─── Data to use ───
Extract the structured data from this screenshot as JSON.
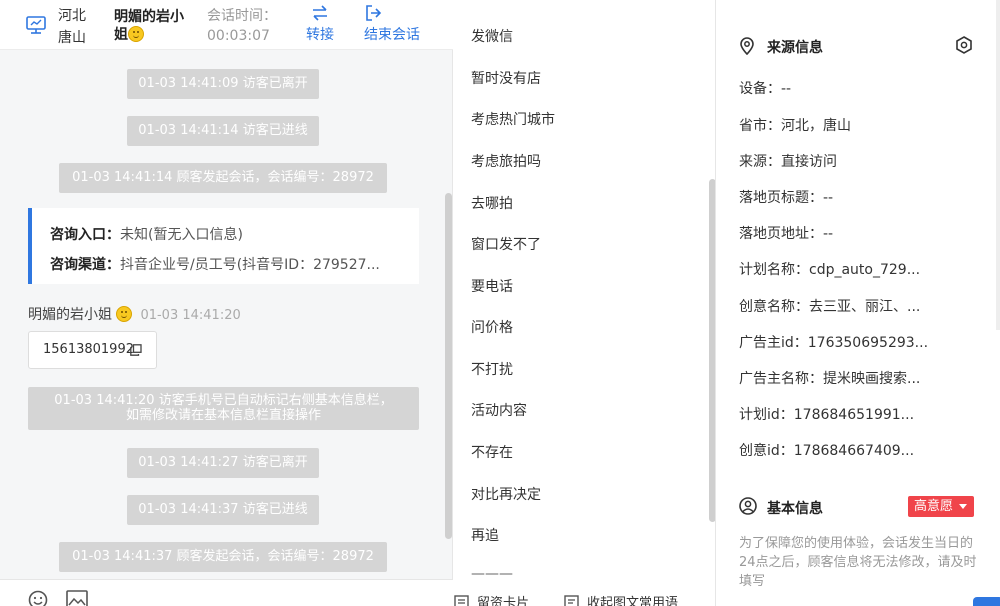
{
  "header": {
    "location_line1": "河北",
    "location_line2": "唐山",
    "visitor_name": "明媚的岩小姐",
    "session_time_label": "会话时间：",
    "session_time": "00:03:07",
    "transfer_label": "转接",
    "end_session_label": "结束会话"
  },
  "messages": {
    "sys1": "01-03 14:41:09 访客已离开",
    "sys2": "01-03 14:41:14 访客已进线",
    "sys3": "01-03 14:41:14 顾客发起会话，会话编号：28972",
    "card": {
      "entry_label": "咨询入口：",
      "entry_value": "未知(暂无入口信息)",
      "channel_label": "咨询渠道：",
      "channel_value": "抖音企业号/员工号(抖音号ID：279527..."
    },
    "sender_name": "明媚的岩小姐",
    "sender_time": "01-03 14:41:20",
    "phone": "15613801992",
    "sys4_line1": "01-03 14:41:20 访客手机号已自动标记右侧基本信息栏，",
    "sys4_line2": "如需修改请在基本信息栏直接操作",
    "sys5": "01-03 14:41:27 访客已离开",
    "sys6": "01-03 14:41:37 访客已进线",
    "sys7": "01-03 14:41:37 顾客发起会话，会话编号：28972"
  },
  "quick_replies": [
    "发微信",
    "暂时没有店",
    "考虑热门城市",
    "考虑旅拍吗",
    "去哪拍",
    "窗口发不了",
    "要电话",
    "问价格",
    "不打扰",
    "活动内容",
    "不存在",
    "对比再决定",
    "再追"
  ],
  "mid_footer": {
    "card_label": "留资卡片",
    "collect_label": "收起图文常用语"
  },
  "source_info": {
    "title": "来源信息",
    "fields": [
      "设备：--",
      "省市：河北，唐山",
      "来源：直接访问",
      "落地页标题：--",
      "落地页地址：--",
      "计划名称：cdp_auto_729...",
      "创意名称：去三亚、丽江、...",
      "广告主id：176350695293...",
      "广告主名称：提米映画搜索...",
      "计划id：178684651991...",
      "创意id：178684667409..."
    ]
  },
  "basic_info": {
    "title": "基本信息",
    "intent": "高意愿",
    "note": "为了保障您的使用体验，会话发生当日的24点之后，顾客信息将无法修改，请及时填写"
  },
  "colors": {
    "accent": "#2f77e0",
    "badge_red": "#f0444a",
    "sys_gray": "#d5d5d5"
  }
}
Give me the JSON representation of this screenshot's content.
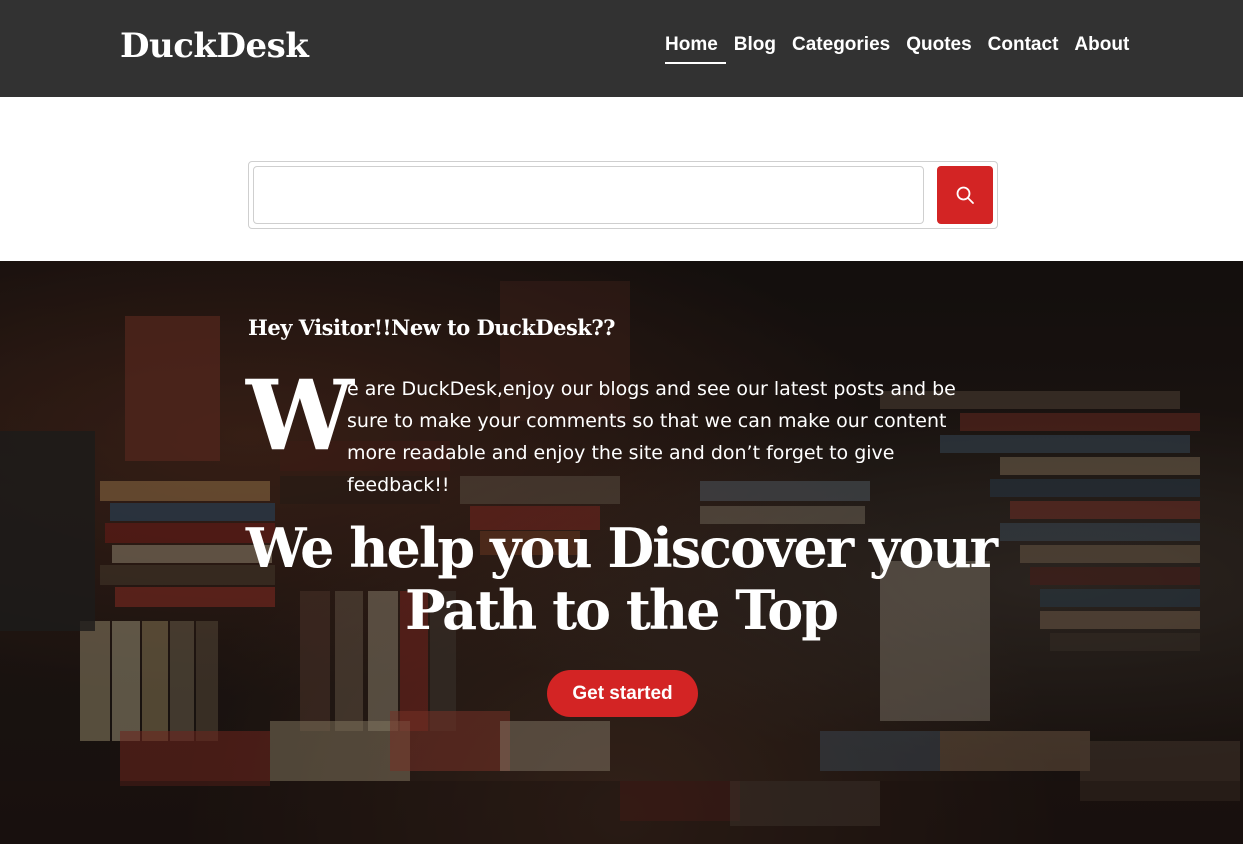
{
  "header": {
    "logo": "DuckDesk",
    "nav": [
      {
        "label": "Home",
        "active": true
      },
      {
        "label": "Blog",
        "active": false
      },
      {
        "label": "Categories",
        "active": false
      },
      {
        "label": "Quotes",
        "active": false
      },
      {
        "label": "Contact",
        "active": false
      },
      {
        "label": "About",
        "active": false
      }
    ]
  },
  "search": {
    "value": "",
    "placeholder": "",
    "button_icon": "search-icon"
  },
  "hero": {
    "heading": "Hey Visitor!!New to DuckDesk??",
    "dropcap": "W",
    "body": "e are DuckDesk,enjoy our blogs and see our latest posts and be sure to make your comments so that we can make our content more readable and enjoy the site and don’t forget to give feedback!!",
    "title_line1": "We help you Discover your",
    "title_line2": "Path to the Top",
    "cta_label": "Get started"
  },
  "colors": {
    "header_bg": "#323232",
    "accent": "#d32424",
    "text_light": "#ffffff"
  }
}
───
__What is asked__
Check every line for "会话编号" and show the ones that have it.

__Task result__
    "sys3": "01-03 14:41:14 顾客发起会话，会话编号：28972",
    "sys7": "01-03 14:41:37 顾客发起会话，会话编号：28972"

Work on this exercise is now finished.